*INSTRUCTIONS TO FOLLOW:* Leave out the pictures and repeat every record exactly.

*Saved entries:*
---

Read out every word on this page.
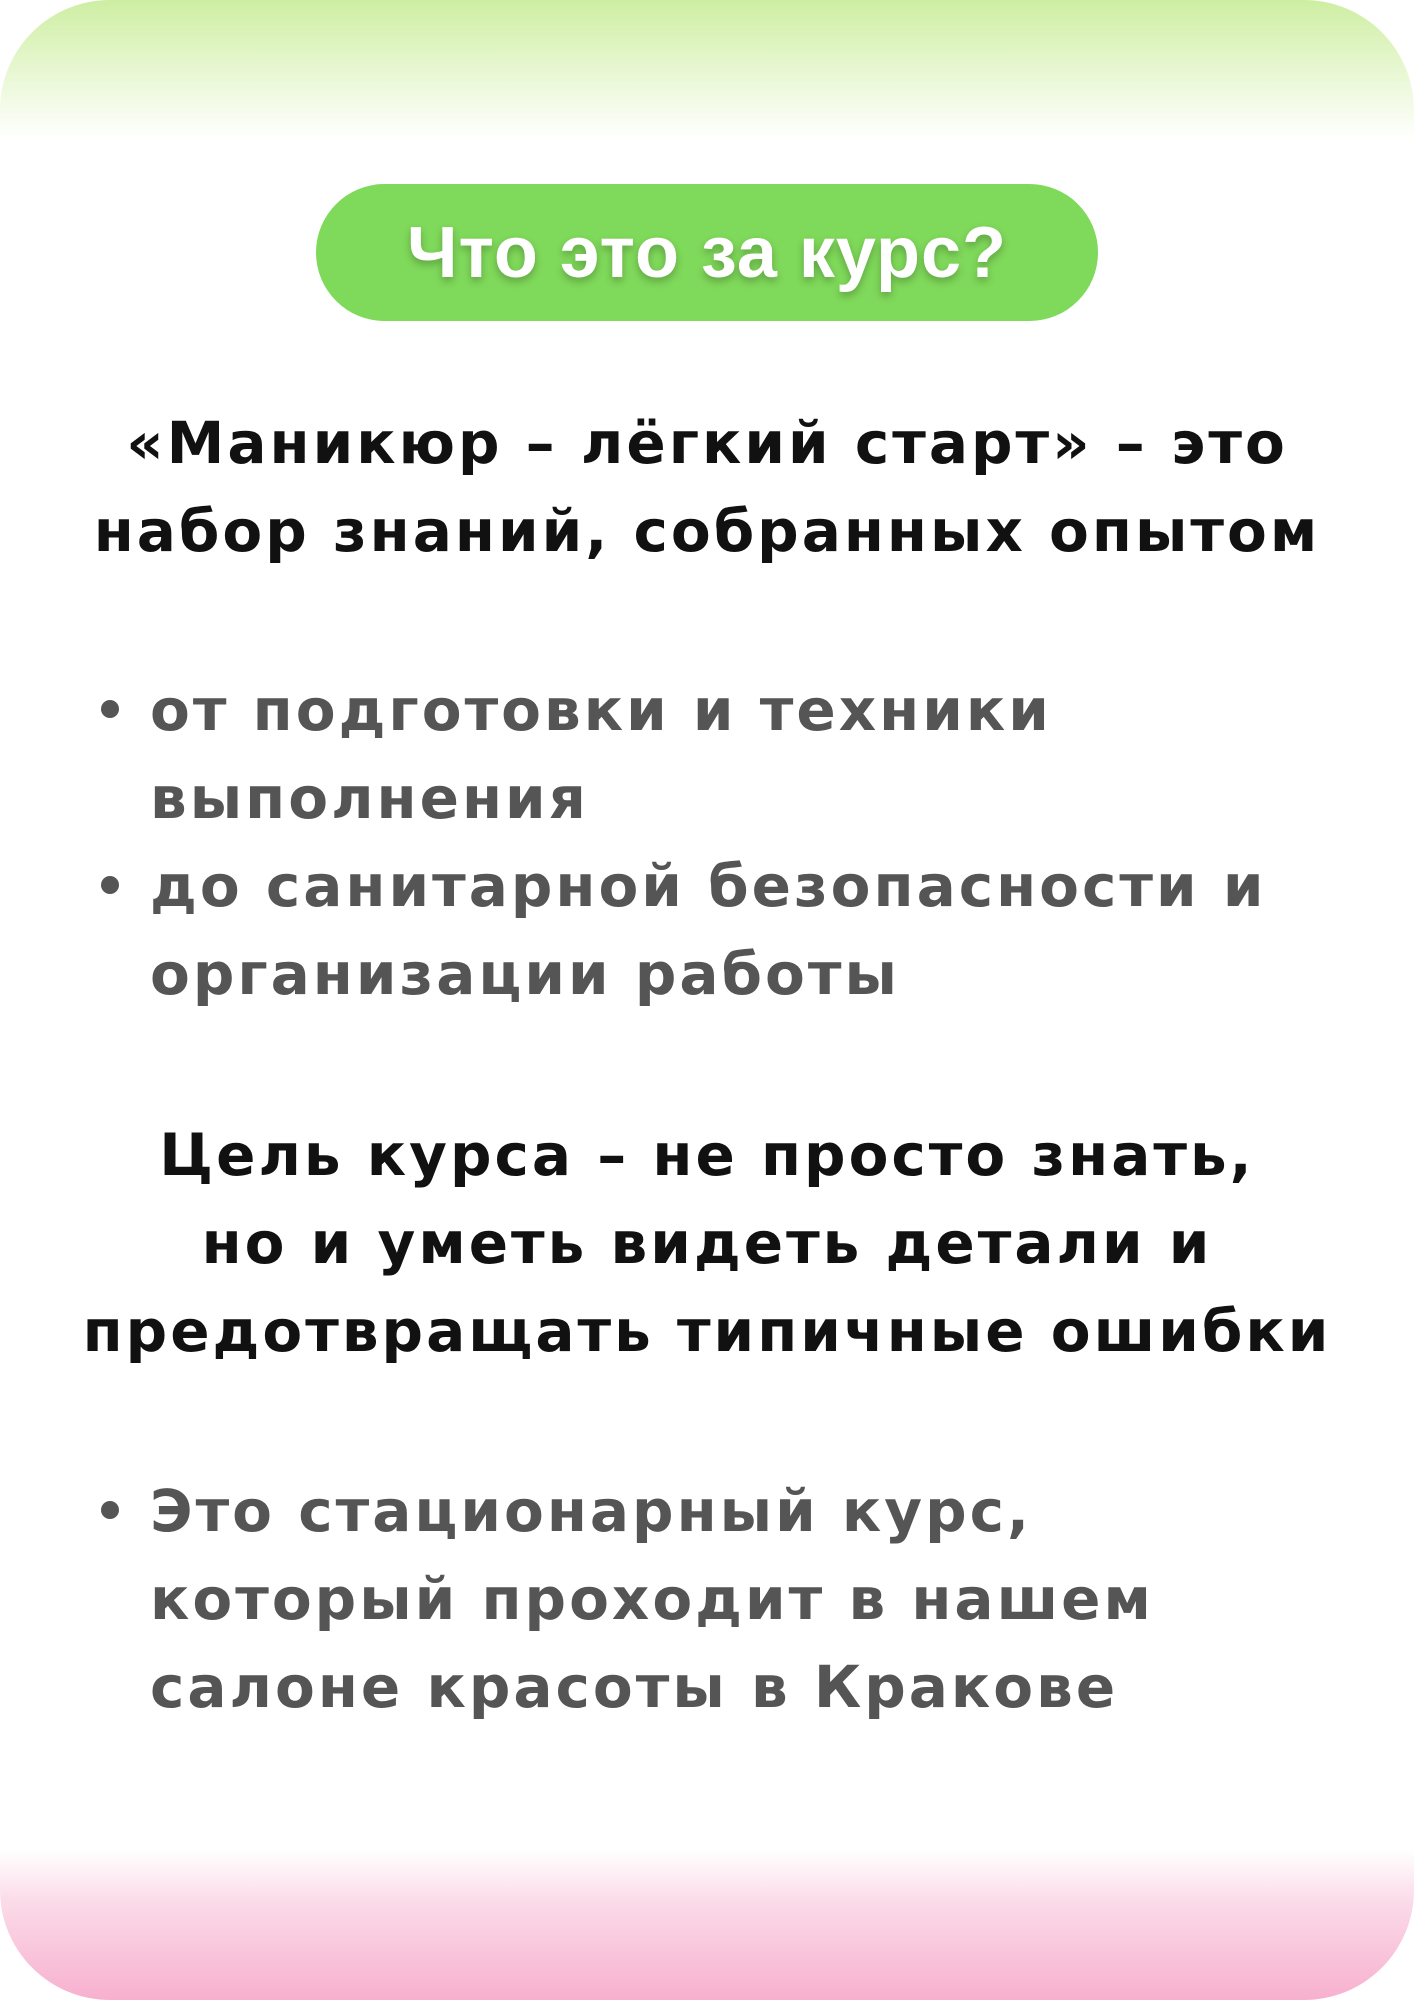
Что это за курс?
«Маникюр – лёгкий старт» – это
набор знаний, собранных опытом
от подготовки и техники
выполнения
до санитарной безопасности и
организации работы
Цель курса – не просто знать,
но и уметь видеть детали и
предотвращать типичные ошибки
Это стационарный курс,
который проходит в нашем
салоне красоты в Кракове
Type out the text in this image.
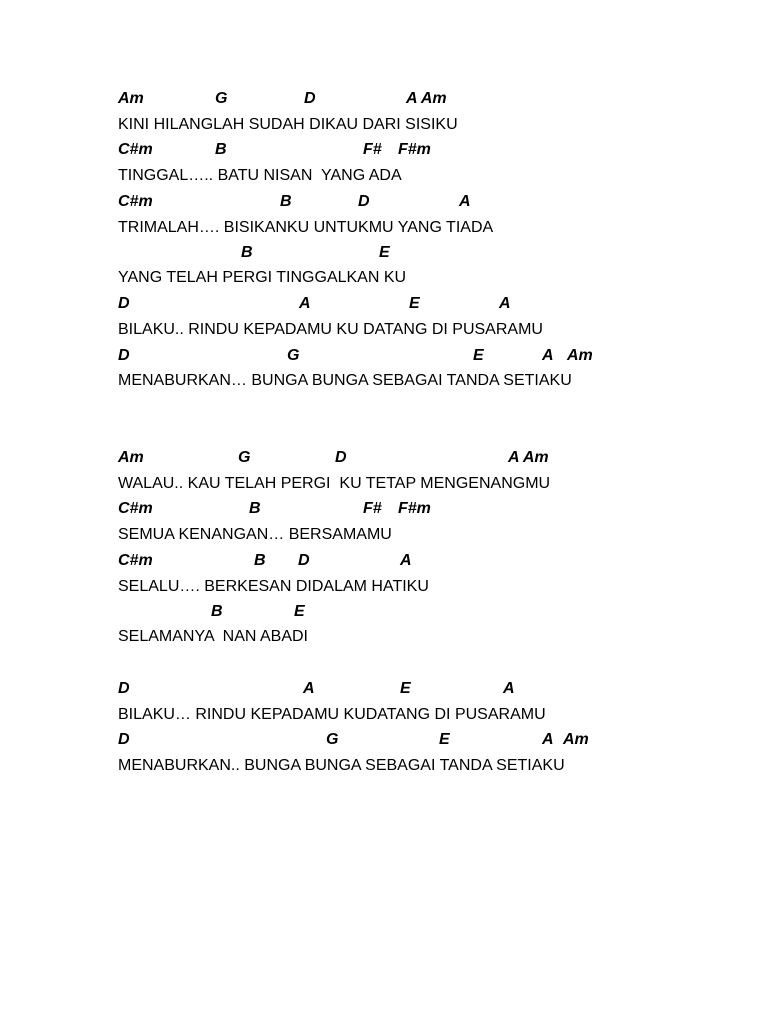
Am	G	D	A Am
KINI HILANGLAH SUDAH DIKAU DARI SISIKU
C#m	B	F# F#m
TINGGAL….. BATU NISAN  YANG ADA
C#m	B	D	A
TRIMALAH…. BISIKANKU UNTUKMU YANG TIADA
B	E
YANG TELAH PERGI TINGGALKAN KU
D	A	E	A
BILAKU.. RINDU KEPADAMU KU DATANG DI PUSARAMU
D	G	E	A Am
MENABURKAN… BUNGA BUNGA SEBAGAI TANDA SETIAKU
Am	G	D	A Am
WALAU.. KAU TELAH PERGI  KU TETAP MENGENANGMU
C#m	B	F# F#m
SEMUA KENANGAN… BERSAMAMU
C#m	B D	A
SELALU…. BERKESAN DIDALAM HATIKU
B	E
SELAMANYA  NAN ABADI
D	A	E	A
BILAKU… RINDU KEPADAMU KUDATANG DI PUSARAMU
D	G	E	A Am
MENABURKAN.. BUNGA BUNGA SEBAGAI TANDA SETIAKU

---

*EXPECTED OUTPUT:*
Read out every word on this page.
Что это за курс?
«Маникюр – лёгкий старт» – это
набор знаний, собранных опытом
от подготовки и техники
выполнения
до санитарной безопасности и
организации работы
Цель курса – не просто знать,
но и уметь видеть детали и
предотвращать типичные ошибки
Это стационарный курс,
который проходит в нашем
салоне красоты в Кракове
Type out the text in this image.
Am	G	D	A Am
KINI HILANGLAH SUDAH DIKAU DARI SISIKU
C#m	B	F# F#m
TINGGAL….. BATU NISAN  YANG ADA
C#m	B	D	A
TRIMALAH…. BISIKANKU UNTUKMU YANG TIADA
B	E
YANG TELAH PERGI TINGGALKAN KU
D	A	E	A
BILAKU.. RINDU KEPADAMU KU DATANG DI PUSARAMU
D	G	E	A Am
MENABURKAN… BUNGA BUNGA SEBAGAI TANDA SETIAKU
Am	G	D	A Am
WALAU.. KAU TELAH PERGI  KU TETAP MENGENANGMU
C#m	B	F# F#m
SEMUA KENANGAN… BERSAMAMU
C#m	B D	A
SELALU…. BERKESAN DIDALAM HATIKU
B	E
SELAMANYA  NAN ABADI
D	A	E	A
BILAKU… RINDU KEPADAMU KUDATANG DI PUSARAMU
D	G	E	A Am
MENABURKAN.. BUNGA BUNGA SEBAGAI TANDA SETIAKU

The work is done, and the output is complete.